### WRITTEN TASK
The records below are to be copied word for word, with every picture left out.

### ENTRIES PROVIDED
'''

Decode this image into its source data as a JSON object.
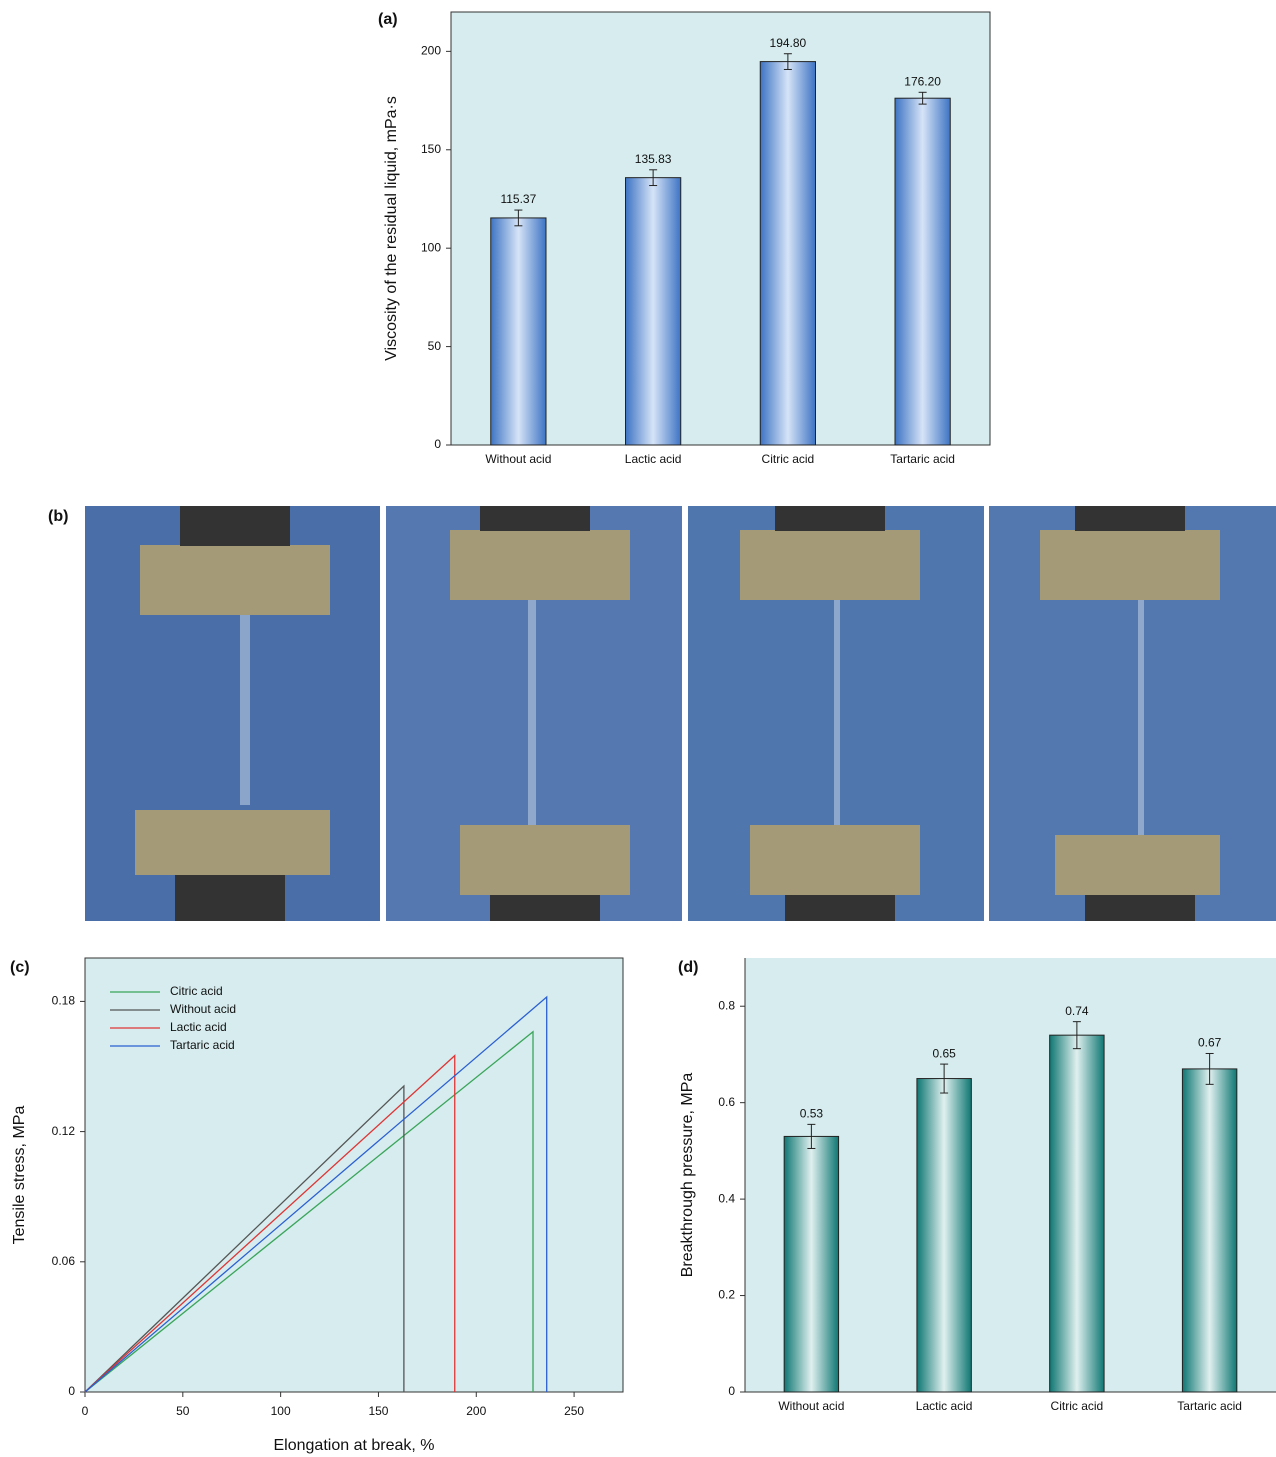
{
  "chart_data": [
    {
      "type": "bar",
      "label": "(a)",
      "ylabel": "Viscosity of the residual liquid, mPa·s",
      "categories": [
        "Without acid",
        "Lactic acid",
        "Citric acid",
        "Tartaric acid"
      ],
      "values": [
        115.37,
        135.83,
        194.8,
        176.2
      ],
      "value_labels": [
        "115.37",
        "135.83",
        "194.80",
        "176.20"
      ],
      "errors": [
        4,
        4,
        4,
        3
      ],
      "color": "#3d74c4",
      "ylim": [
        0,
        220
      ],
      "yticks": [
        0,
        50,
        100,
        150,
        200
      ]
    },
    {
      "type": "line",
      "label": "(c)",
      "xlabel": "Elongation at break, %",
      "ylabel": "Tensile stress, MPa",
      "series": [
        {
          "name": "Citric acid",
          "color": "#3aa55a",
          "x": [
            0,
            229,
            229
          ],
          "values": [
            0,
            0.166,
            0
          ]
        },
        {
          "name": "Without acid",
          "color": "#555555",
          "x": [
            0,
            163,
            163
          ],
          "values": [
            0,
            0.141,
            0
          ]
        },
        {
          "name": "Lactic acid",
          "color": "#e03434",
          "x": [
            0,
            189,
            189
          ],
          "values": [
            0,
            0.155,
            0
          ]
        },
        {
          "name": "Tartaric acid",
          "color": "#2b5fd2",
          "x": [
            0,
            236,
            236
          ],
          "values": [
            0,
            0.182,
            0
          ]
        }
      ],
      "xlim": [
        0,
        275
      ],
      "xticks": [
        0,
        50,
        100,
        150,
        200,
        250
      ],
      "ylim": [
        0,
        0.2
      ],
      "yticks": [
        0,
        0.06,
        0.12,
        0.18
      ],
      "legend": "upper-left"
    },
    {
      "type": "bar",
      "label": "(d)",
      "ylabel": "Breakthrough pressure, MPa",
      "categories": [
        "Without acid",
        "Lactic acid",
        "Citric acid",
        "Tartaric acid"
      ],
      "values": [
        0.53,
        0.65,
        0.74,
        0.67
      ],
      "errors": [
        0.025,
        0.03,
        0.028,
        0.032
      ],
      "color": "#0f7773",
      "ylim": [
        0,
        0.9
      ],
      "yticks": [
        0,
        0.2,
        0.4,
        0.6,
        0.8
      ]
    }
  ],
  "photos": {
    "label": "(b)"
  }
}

'''

### REPLY
Decode this image into its source data as a JSON object.
{
  "chart_data": [
    {
      "type": "bar",
      "label": "(a)",
      "ylabel": "Viscosity of the residual liquid, mPa·s",
      "categories": [
        "Without acid",
        "Lactic acid",
        "Citric acid",
        "Tartaric acid"
      ],
      "values": [
        115.37,
        135.83,
        194.8,
        176.2
      ],
      "value_labels": [
        "115.37",
        "135.83",
        "194.80",
        "176.20"
      ],
      "errors": [
        4,
        4,
        4,
        3
      ],
      "color": "#3d74c4",
      "ylim": [
        0,
        220
      ],
      "yticks": [
        0,
        50,
        100,
        150,
        200
      ]
    },
    {
      "type": "line",
      "label": "(c)",
      "xlabel": "Elongation at break, %",
      "ylabel": "Tensile stress, MPa",
      "series": [
        {
          "name": "Citric acid",
          "color": "#3aa55a",
          "x": [
            0,
            229,
            229
          ],
          "values": [
            0,
            0.166,
            0
          ]
        },
        {
          "name": "Without acid",
          "color": "#555555",
          "x": [
            0,
            163,
            163
          ],
          "values": [
            0,
            0.141,
            0
          ]
        },
        {
          "name": "Lactic acid",
          "color": "#e03434",
          "x": [
            0,
            189,
            189
          ],
          "values": [
            0,
            0.155,
            0
          ]
        },
        {
          "name": "Tartaric acid",
          "color": "#2b5fd2",
          "x": [
            0,
            236,
            236
          ],
          "values": [
            0,
            0.182,
            0
          ]
        }
      ],
      "xlim": [
        0,
        275
      ],
      "xticks": [
        0,
        50,
        100,
        150,
        200,
        250
      ],
      "ylim": [
        0,
        0.2
      ],
      "yticks": [
        0,
        0.06,
        0.12,
        0.18
      ],
      "legend": "upper-left"
    },
    {
      "type": "bar",
      "label": "(d)",
      "ylabel": "Breakthrough pressure, MPa",
      "categories": [
        "Without acid",
        "Lactic acid",
        "Citric acid",
        "Tartaric acid"
      ],
      "values": [
        0.53,
        0.65,
        0.74,
        0.67
      ],
      "errors": [
        0.025,
        0.03,
        0.028,
        0.032
      ],
      "color": "#0f7773",
      "ylim": [
        0,
        0.9
      ],
      "yticks": [
        0,
        0.2,
        0.4,
        0.6,
        0.8
      ]
    }
  ],
  "photos": {
    "label": "(b)"
  }
}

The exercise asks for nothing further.